Ne doutant plus que ses maîtres ne soient morts ou prisonniers, il fouette son mulet à tour de bras, et précipite l’allure de la pauvre bête, peu faite cependant à courir en steeple-chase. Nos émissaires tirent deux coups de fusil en l’air ; Yousef, au comble de l’effroi, juge prudent de simplifier les formalités, en se laissant choir sur le sol comme un homme mort, tandis que le mulet, éreinté par ce train de pur sang, s’arrête à quelques pas de son cavalier. Les gardiens d’Eclid descendent de cheval, saisissent notre féal serviteur, rattachent sur la charge après l’avoir réconforté d’une bourrade de coups de poing, et nous le ramènent en triomphe. Si le pilau est brûlé ce soir, Yousef, sans mentir, pourra prétexter de sa vive émotion. Nous nous reMettons en selle et entrons enfin dans Éclid. L’oasis, très étendue, me paraît cependant moins belle et surtout moins pittoresque que celle de Korout. Elle est coupée de sentiers ménagés entre des jardins magnifiques, traversée de multitudes de ruisseaux, mais le sol est si plat qu’il est difficile de se faire une idée de l’étendue des terres cultivées, tandis que Korout, s’étalant en amphithéâtre, se montre au premier coup d’œil dans toute sa splendeur. A peine avons-nous mis nos armes et nos bagages en sûreté chez un riche propriétaire, absent d’Éclid en ce moment, que nous demandons à visiter la mosquée. Les toufangtchis nous guident à travers un grand village en partie ruiné, se dirigent vers un énorme bouquet de noyers encore plus beaux que ceux des jardins, et nous introduisent, sans objecter ni notre impureté ni les défenses des prêtres, dans une petite mosquée bâtie en terre ; la salle du mihrab, recouverte d’une horrible coupole construite avec les mêmes matériaux que les murs, est bossuée comme une vieille marmite. En revanche, l’édifice est proprement tenu, les murailles sont blanchies à la chaux et ornées de versets du Koran peints en vert pomme.

CONSIGNE A: Mettez à jour les enregistrements, de la ligne contenant « drawdown-bar xyxy=(796,150,834,165) » jusqu'à celle contenant « drawdown-bar xyxy=(949,150,987,170) », toutes deux comprises : remplacez « drawdown-bar » par « drawdown-column » sans rien changer d'autre, et ne redonnez que ces lignes.

ENREGISTREMENTS FOURNIS:

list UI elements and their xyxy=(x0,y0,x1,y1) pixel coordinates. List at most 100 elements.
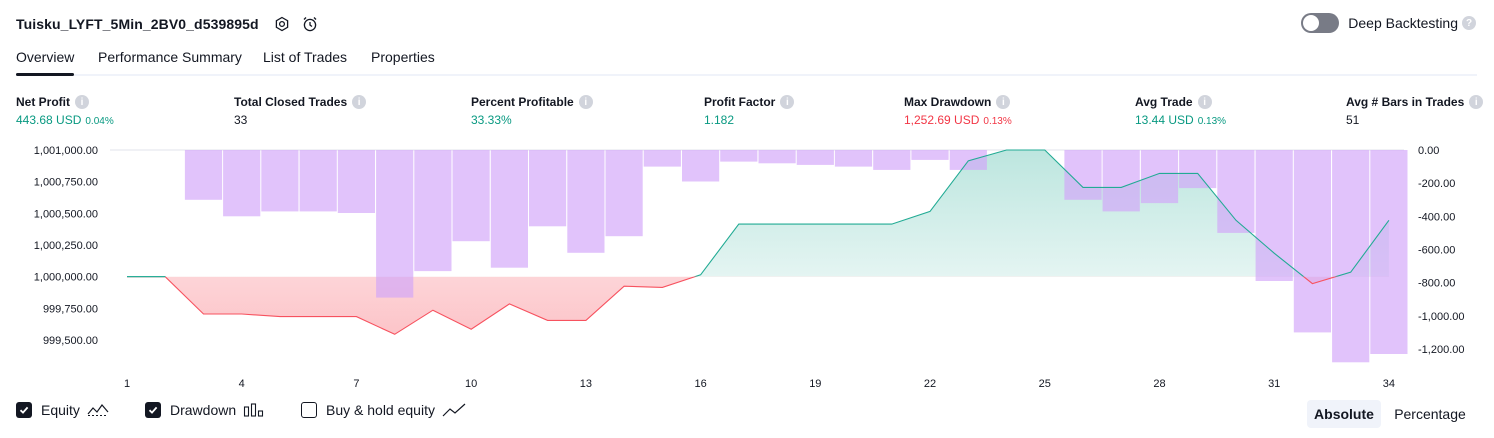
drawdown-bar xyxy=(796,150,834,165)
drawdown-bar xyxy=(605,150,643,237)
legend-buy-hold-equity[interactable]: Buy & hold equity xyxy=(301,402,466,418)
drawdown-bar xyxy=(1370,150,1408,354)
legend-drawdown-label: Drawdown xyxy=(170,402,237,418)
drawdown-bar xyxy=(949,150,987,170)
metric-value: 1,252.69 USD xyxy=(904,113,980,127)
buy-hold-checkbox[interactable] xyxy=(301,402,317,418)
drawdown-bar xyxy=(490,150,528,268)
metric-max-drawdown: Max Drawdown i 1,252.69 USD 0.13% xyxy=(904,94,1012,127)
legend-equity[interactable]: Equity xyxy=(16,402,109,418)
deep-backtesting-label: Deep Backtesting xyxy=(1348,15,1458,31)
right-axis-tick-label: -1,000.00 xyxy=(1418,311,1464,323)
x-axis-tick-label: 22 xyxy=(924,378,936,390)
drawdown-bar xyxy=(682,150,720,182)
equity-line-down xyxy=(127,276,1338,335)
deep-backtesting-help-icon[interactable]: ? xyxy=(1462,16,1476,30)
metric-percent: 0.13% xyxy=(983,116,1012,127)
metric-label-text: Total Closed Trades xyxy=(234,95,348,109)
legend-equity-label: Equity xyxy=(41,402,80,418)
metric-value-row: 33 xyxy=(234,113,366,127)
metric-help-icon[interactable]: i xyxy=(352,95,367,109)
metric-label: Max Drawdown i xyxy=(904,94,1012,110)
metric-value: 33 xyxy=(234,113,248,127)
x-axis-tick-label: 34 xyxy=(1383,378,1395,390)
equity-checkbox[interactable] xyxy=(16,402,32,418)
drawdown-bar xyxy=(720,150,758,162)
alarm-clock-icon[interactable] xyxy=(301,15,319,33)
metric-label: Profit Factor i xyxy=(704,94,795,110)
metric-net-profit: Net Profit i 443.68 USD 0.04% xyxy=(16,94,114,127)
metric-value: 443.68 USD xyxy=(16,113,82,127)
metric-help-icon[interactable]: i xyxy=(996,95,1011,109)
metric-value-row: 1.182 xyxy=(704,113,794,127)
drawdown-bar xyxy=(1179,150,1217,189)
metric-value: 1.182 xyxy=(704,113,735,127)
equity-line-icon xyxy=(87,402,109,418)
equity-loss-area xyxy=(127,276,1389,335)
deep-backtesting-toggle[interactable] xyxy=(1301,13,1340,33)
metric-percent: 0.13% xyxy=(1197,116,1227,127)
metric-label-text: Net Profit xyxy=(16,95,70,109)
left-axis-tick-label: 1,000,750.00 xyxy=(34,177,98,189)
percentage-button[interactable]: Percentage xyxy=(1394,406,1466,422)
absolute-button[interactable]: Absolute xyxy=(1307,400,1381,428)
metric-value-row: 1,252.69 USD 0.13% xyxy=(904,113,1012,127)
right-axis-tick-label: -200.00 xyxy=(1418,178,1455,190)
tab-overview[interactable]: Overview xyxy=(16,48,75,76)
strategy-name: Tuisku_LYFT_5Min_2BV0_d539895d xyxy=(16,16,259,32)
drawdown-bar xyxy=(1332,150,1370,363)
x-axis-tick-label: 4 xyxy=(239,378,245,390)
metric-help-icon[interactable]: i xyxy=(1197,95,1212,109)
drawdown-bar xyxy=(567,150,605,253)
drawdown-checkbox[interactable] xyxy=(145,402,161,418)
metric-value-row: 13.44 USD 0.13% xyxy=(1135,113,1226,127)
right-axis-tick-label: -800.00 xyxy=(1418,278,1455,290)
drawdown-bar xyxy=(223,150,261,217)
metric-percent: 0.04% xyxy=(85,116,114,127)
left-axis-tick-label: 1,000,000.00 xyxy=(34,272,98,284)
metric-value: 51 xyxy=(1346,113,1360,127)
left-axis-tick-label: 999,500.00 xyxy=(43,335,98,347)
metric-label-text: Max Drawdown xyxy=(904,95,992,109)
metric-label-text: Profit Factor xyxy=(704,95,776,109)
metric-label: Percent Profitable i xyxy=(471,94,593,110)
metric-label-text: Avg # Bars in Trades xyxy=(1346,95,1465,109)
drawdown-bar xyxy=(1140,150,1179,204)
metric-label: Total Closed Trades i xyxy=(234,94,367,110)
settings-gear-icon[interactable] xyxy=(273,15,291,33)
x-axis-tick-label: 13 xyxy=(580,378,592,390)
drawdown-bar xyxy=(261,150,299,212)
right-axis-tick-label: -400.00 xyxy=(1418,211,1455,223)
metric-help-icon[interactable]: i xyxy=(1469,95,1484,109)
right-axis-tick-label: 0.00 xyxy=(1418,145,1439,157)
x-axis-tick-label: 7 xyxy=(353,378,359,390)
metric-label-text: Avg Trade xyxy=(1135,95,1193,109)
report-tabs: Overview Performance Summary List of Tra… xyxy=(16,48,1477,76)
left-axis-tick-label: 999,750.00 xyxy=(43,303,98,315)
drawdown-bar xyxy=(414,150,452,272)
drawdown-bar xyxy=(184,150,223,200)
tab-properties[interactable]: Properties xyxy=(371,49,435,65)
metric-avg-bars-in-trades: Avg # Bars in Trades i 51 xyxy=(1346,94,1484,127)
drawdown-bar xyxy=(529,150,567,227)
legend-drawdown[interactable]: Drawdown xyxy=(145,402,265,418)
metric-label-text: Percent Profitable xyxy=(471,95,574,109)
right-axis-tick-label: -1,200.00 xyxy=(1418,344,1464,356)
right-axis-tick-label: -600.00 xyxy=(1418,245,1455,257)
x-axis-tick-label: 10 xyxy=(465,378,477,390)
drawdown-bar xyxy=(1102,150,1140,212)
metric-help-icon[interactable]: i xyxy=(780,95,795,109)
metric-help-icon[interactable]: i xyxy=(75,95,89,109)
drawdown-bar xyxy=(911,150,949,160)
metric-help-icon[interactable]: i xyxy=(578,95,593,109)
metric-avg-trade: Avg Trade i 13.44 USD 0.13% xyxy=(1135,94,1226,127)
drawdown-bar xyxy=(337,150,375,213)
drawdown-bar xyxy=(758,150,796,164)
metric-value-row: 51 xyxy=(1346,113,1483,127)
buy-hold-line-icon xyxy=(442,402,466,418)
tab-list-of-trades[interactable]: List of Trades xyxy=(263,49,348,65)
drawdown-bar xyxy=(1255,150,1293,281)
left-axis-tick-label: 1,000,250.00 xyxy=(34,240,98,252)
tab-performance-summary[interactable]: Performance Summary xyxy=(98,49,242,65)
drawdown-bar xyxy=(299,150,337,212)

CONSIGNE B: Dans l'extrait sur l'oasis d'Éclid, relevez les verbes conjugués qui disent ce que font les gardiens dans la phrase commençant par « Les gardiens d'Eclid descendent ».

RÉPONSE PROPOSÉE A:
drawdown-column xyxy=(796,150,834,165)
drawdown-column xyxy=(605,150,643,237)
legend-buy-hold-equity[interactable]: Buy & hold equity xyxy=(301,402,466,418)
drawdown-column xyxy=(1370,150,1408,354)
legend-drawdown-label: Drawdown xyxy=(170,402,237,418)
drawdown-column xyxy=(949,150,987,170)

RÉPONSE PROPOSÉE B: descendent, saisissent, rattachent, ramènent